SHORT EXERCISE A =>
In the thread on magnetic declination and handheld compasses, what brand of handheld compass does GaiaOrion remember using in the field?
━━ SELECTED EXTRACT ━━
# Magnetic Declination and handheld compasses



## GaiaOrion (Feb 21, 2009)

Hey guys,

I'm taking a Power and Sail Squadron course and we're getting into the nav/pilot part, using bearings, converting to and from true-compass. I remembered being in the field (ex-army and forestry grunt) with a handheld Silva compass that you would set the declination on and not worry about converting each bearing you took. 

Why is this not encorporated into sailboat binnacle compasses, or the handheld type? As I understand it , the binnacle type are adjustable for deviation, why not declination?
The only problem I see could be in the fact that a sailboat deck is rarely "parallel to the ground/sea, so could there be a physical construction problem?>
Apologies if there is an obvious answer I have missed here.

M.


----------



## sailingdog (Mar 19, 2006)

One reason that comes to mind off the top of my head is that hand-bearing and binoculars with integral compasses can't be offset that way and are often used for giving bearings for LOPs. If the boat's compass was adjusted so that it read true, rather than magnetic, the chances of making a mistake are far higher.


----------



## GaiaOrion (Feb 21, 2009)

*LOP need to be corrected ...*

Thanks ....but ,

in reading my course manual, I see that using a handheld, or I suspect bino's for an LOP requires correction.....so I guess I don't quite understand your logic.

M.


----------



## celenoglu (Dec 13, 2008)

The difference of true north and magnetic north changes depending on where you are on earth. If you are planning to use your boat in a very specific and small area the compass can be adjusted but if you move to another point on earth you will not be sure of true or magnetic north.


----------



## svHyLyte (Nov 13, 2008)
━━━
SHORT EXERCISE B =>
Rewrite the entries from the first line through the line containing "373, 52, 385]", renaming every "legend-label" as "key-label" and leaving everything else unchanged.
━━ SOURCE MATERIAL ━━
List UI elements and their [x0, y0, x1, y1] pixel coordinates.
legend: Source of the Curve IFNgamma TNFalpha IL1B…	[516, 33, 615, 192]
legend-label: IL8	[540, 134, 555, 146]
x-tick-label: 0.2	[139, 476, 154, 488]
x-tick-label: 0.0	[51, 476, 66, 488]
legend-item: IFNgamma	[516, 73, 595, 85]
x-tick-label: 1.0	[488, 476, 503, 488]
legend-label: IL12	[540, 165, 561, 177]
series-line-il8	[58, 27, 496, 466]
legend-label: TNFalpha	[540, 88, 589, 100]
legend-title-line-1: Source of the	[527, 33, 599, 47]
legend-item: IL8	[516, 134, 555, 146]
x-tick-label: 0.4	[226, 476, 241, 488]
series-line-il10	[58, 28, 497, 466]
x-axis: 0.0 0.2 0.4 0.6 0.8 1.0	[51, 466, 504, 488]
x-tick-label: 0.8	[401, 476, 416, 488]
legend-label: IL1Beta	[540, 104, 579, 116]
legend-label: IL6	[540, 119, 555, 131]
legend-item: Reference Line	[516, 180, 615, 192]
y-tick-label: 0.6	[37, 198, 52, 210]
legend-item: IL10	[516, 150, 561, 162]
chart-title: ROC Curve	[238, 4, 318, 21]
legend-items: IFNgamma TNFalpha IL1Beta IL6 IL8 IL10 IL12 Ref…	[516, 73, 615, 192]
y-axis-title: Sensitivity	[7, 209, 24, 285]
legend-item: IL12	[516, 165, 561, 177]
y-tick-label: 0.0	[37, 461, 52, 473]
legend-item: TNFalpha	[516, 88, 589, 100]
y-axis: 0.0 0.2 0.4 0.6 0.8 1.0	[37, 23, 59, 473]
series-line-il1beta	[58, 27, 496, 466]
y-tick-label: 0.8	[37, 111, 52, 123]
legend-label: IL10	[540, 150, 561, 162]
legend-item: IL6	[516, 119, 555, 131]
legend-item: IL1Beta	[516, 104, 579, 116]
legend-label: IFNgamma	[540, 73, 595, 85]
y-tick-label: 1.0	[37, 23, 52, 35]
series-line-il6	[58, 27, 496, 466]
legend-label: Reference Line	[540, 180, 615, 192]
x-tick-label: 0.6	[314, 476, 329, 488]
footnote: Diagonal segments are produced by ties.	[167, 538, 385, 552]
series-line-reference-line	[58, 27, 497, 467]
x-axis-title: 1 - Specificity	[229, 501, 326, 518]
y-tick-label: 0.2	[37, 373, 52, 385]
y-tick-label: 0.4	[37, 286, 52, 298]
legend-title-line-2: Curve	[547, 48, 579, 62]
━━━
FULL ANSWER A =>
A Silva compass.

FULL ANSWER B =>
List UI elements and their [x0, y0, x1, y1] pixel coordinates.
legend: Source of the Curve IFNgamma TNFalpha IL1B…	[516, 33, 615, 192]
key-label: IL8	[540, 134, 555, 146]
x-tick-label: 0.2	[139, 476, 154, 488]
x-tick-label: 0.0	[51, 476, 66, 488]
legend-item: IFNgamma	[516, 73, 595, 85]
x-tick-label: 1.0	[488, 476, 503, 488]
key-label: IL12	[540, 165, 561, 177]
series-line-il8	[58, 27, 496, 466]
key-label: TNFalpha	[540, 88, 589, 100]
legend-title-line-1: Source of the	[527, 33, 599, 47]
legend-item: IL8	[516, 134, 555, 146]
x-tick-label: 0.4	[226, 476, 241, 488]
series-line-il10	[58, 28, 497, 466]
x-axis: 0.0 0.2 0.4 0.6 0.8 1.0	[51, 466, 504, 488]
x-tick-label: 0.8	[401, 476, 416, 488]
key-label: IL1Beta	[540, 104, 579, 116]
key-label: IL6	[540, 119, 555, 131]
legend-item: Reference Line	[516, 180, 615, 192]
y-tick-label: 0.6	[37, 198, 52, 210]
legend-item: IL10	[516, 150, 561, 162]
chart-title: ROC Curve	[238, 4, 318, 21]
legend-items: IFNgamma TNFalpha IL1Beta IL6 IL8 IL10 IL12 Ref…	[516, 73, 615, 192]
y-axis-title: Sensitivity	[7, 209, 24, 285]
legend-item: IL12	[516, 165, 561, 177]
y-tick-label: 0.0	[37, 461, 52, 473]
legend-item: TNFalpha	[516, 88, 589, 100]
y-axis: 0.0 0.2 0.4 0.6 0.8 1.0	[37, 23, 59, 473]
series-line-il1beta	[58, 27, 496, 466]
y-tick-label: 0.8	[37, 111, 52, 123]
key-label: IL10	[540, 150, 561, 162]
legend-item: IL6	[516, 119, 555, 131]
legend-item: IL1Beta	[516, 104, 579, 116]
key-label: IFNgamma	[540, 73, 595, 85]
y-tick-label: 1.0	[37, 23, 52, 35]
series-line-il6	[58, 27, 496, 466]
key-label: Reference Line	[540, 180, 615, 192]
x-tick-label: 0.6	[314, 476, 329, 488]
footnote: Diagonal segments are produced by ties.	[167, 538, 385, 552]
series-line-reference-line	[58, 27, 497, 467]
x-axis-title: 1 - Specificity	[229, 501, 326, 518]
y-tick-label: 0.2	[37, 373, 52, 385]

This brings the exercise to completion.